Every record here should be printed again exactly.

Stored records
------------------------------------------------

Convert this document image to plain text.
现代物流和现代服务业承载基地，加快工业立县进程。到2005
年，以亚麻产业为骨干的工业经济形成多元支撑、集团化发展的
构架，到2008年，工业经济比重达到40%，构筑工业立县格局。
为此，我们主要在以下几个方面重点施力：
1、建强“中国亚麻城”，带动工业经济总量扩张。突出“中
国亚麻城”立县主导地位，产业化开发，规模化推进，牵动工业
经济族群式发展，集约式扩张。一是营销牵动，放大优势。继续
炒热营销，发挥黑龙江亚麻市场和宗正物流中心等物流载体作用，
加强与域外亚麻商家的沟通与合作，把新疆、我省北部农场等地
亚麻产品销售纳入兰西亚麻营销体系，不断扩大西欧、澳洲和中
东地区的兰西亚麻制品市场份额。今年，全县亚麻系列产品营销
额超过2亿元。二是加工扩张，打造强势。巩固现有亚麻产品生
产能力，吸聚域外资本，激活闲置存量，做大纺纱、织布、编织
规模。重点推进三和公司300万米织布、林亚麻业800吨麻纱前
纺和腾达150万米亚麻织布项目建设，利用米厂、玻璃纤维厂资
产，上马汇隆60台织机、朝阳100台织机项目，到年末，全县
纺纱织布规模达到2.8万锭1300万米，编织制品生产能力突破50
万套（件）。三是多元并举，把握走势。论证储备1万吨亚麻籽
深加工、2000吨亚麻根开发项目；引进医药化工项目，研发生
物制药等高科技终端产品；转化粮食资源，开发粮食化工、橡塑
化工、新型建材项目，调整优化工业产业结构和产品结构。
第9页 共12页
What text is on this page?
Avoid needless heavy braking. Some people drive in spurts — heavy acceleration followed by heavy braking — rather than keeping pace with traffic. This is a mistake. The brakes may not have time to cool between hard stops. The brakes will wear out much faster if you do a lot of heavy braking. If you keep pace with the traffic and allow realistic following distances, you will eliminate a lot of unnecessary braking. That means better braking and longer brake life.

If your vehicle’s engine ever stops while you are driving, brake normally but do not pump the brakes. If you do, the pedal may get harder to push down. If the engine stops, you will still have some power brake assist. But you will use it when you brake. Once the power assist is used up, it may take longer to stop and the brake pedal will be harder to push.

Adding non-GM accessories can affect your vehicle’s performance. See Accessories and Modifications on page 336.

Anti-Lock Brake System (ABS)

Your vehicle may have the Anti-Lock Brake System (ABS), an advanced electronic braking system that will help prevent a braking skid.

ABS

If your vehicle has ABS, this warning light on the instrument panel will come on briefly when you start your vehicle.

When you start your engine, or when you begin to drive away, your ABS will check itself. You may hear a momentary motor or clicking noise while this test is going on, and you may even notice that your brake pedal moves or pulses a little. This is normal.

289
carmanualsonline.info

------------------------------------------------

**Output of the exercise:**
Convert this document image to plain text.
现代物流和现代服务业承载基地，加快工业立县进程。到2005
年，以亚麻产业为骨干的工业经济形成多元支撑、集团化发展的
构架，到2008年，工业经济比重达到40%，构筑工业立县格局。
为此，我们主要在以下几个方面重点施力：
1、建强“中国亚麻城”，带动工业经济总量扩张。突出“中
国亚麻城”立县主导地位，产业化开发，规模化推进，牵动工业
经济族群式发展，集约式扩张。一是营销牵动，放大优势。继续
炒热营销，发挥黑龙江亚麻市场和宗正物流中心等物流载体作用，
加强与域外亚麻商家的沟通与合作，把新疆、我省北部农场等地
亚麻产品销售纳入兰西亚麻营销体系，不断扩大西欧、澳洲和中
东地区的兰西亚麻制品市场份额。今年，全县亚麻系列产品营销
额超过2亿元。二是加工扩张，打造强势。巩固现有亚麻产品生
产能力，吸聚域外资本，激活闲置存量，做大纺纱、织布、编织
规模。重点推进三和公司300万米织布、林亚麻业800吨麻纱前
纺和腾达150万米亚麻织布项目建设，利用米厂、玻璃纤维厂资
产，上马汇隆60台织机、朝阳100台织机项目，到年末，全县
纺纱织布规模达到2.8万锭1300万米，编织制品生产能力突破50
万套（件）。三是多元并举，把握走势。论证储备1万吨亚麻籽
深加工、2000吨亚麻根开发项目；引进医药化工项目，研发生
物制药等高科技终端产品；转化粮食资源，开发粮食化工、橡塑
化工、新型建材项目，调整优化工业产业结构和产品结构。
第9页 共12页
What text is on this page?
Avoid needless heavy braking. Some people drive in spurts — heavy acceleration followed by heavy braking — rather than keeping pace with traffic. This is a mistake. The brakes may not have time to cool between hard stops. The brakes will wear out much faster if you do a lot of heavy braking. If you keep pace with the traffic and allow realistic following distances, you will eliminate a lot of unnecessary braking. That means better braking and longer brake life.

If your vehicle’s engine ever stops while you are driving, brake normally but do not pump the brakes. If you do, the pedal may get harder to push down. If the engine stops, you will still have some power brake assist. But you will use it when you brake. Once the power assist is used up, it may take longer to stop and the brake pedal will be harder to push.

Adding non-GM accessories can affect your vehicle’s performance. See Accessories and Modifications on page 336.

Anti-Lock Brake System (ABS)

Your vehicle may have the Anti-Lock Brake System (ABS), an advanced electronic braking system that will help prevent a braking skid.

ABS

If your vehicle has ABS, this warning light on the instrument panel will come on briefly when you start your vehicle.

When you start your engine, or when you begin to drive away, your ABS will check itself. You may hear a momentary motor or clicking noise while this test is going on, and you may even notice that your brake pedal moves or pulses a little. This is normal.

289
carmanualsonline.info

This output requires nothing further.